## Exercise details
Identify the lines that contain the string "have", then copy each of them.

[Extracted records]

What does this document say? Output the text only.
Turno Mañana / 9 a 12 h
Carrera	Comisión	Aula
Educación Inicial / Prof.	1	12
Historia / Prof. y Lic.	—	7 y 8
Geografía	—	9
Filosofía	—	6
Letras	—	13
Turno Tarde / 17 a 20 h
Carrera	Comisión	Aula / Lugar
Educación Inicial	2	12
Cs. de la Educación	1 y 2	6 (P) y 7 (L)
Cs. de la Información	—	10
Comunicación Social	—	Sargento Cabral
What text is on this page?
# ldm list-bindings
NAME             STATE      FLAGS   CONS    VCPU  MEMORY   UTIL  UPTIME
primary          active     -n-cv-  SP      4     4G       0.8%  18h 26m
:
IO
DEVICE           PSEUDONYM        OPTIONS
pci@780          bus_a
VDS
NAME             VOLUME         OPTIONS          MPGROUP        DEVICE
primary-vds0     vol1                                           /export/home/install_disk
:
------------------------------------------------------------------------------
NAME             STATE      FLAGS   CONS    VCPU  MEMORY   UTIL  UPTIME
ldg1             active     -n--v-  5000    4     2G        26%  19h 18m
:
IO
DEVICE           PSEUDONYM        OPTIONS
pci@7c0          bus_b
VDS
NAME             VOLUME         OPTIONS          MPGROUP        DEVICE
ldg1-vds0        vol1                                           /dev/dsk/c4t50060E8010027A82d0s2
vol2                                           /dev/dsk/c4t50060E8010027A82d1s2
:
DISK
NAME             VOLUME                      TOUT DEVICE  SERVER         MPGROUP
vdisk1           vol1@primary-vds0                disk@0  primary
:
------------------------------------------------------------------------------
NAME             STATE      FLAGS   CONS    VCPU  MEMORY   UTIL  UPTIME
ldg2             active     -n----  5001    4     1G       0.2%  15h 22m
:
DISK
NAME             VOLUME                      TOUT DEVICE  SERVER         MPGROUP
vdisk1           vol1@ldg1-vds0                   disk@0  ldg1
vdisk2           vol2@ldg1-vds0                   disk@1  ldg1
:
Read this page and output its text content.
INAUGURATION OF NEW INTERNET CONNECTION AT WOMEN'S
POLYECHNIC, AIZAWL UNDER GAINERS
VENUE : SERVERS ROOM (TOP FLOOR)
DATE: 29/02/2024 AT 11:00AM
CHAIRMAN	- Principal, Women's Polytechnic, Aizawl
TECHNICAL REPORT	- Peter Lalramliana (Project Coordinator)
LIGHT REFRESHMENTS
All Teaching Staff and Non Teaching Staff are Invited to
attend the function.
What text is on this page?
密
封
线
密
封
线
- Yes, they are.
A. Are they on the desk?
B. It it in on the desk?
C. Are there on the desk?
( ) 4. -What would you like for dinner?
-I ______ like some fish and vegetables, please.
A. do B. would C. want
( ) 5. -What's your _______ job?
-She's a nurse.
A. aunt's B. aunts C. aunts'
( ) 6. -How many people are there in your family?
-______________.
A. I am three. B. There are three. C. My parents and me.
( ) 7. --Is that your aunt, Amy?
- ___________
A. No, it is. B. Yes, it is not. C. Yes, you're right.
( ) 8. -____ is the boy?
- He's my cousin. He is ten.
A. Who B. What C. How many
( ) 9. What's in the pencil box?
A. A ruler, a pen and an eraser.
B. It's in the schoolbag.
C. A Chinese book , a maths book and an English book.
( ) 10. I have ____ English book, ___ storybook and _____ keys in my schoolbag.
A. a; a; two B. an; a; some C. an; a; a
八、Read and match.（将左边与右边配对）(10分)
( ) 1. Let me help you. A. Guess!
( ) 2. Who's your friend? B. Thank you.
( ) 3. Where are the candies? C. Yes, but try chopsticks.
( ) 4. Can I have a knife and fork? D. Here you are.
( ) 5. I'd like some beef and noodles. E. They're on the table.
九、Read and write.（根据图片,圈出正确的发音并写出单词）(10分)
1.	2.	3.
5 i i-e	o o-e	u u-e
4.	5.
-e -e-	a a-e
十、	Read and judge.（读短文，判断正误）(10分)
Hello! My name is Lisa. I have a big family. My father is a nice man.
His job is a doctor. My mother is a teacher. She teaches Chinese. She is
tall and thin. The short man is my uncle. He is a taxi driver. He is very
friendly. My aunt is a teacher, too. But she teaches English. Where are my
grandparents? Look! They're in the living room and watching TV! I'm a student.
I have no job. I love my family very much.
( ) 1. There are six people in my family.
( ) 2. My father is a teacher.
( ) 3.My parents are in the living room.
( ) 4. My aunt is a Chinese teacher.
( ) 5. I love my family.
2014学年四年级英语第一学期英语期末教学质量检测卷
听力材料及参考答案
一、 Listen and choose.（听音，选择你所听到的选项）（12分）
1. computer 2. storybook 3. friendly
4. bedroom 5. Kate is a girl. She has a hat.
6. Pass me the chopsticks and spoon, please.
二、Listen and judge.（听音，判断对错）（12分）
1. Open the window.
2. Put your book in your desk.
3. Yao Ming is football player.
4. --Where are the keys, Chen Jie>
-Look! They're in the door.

## The response
( ) 10. I have ____ English book, ___ storybook and _____ keys in my schoolbag.
( ) 4. Can I have a knife and fork? D. Here you are.
Hello! My name is Lisa. I have a big family. My father is a nice man.
I have no job. I love my family very much.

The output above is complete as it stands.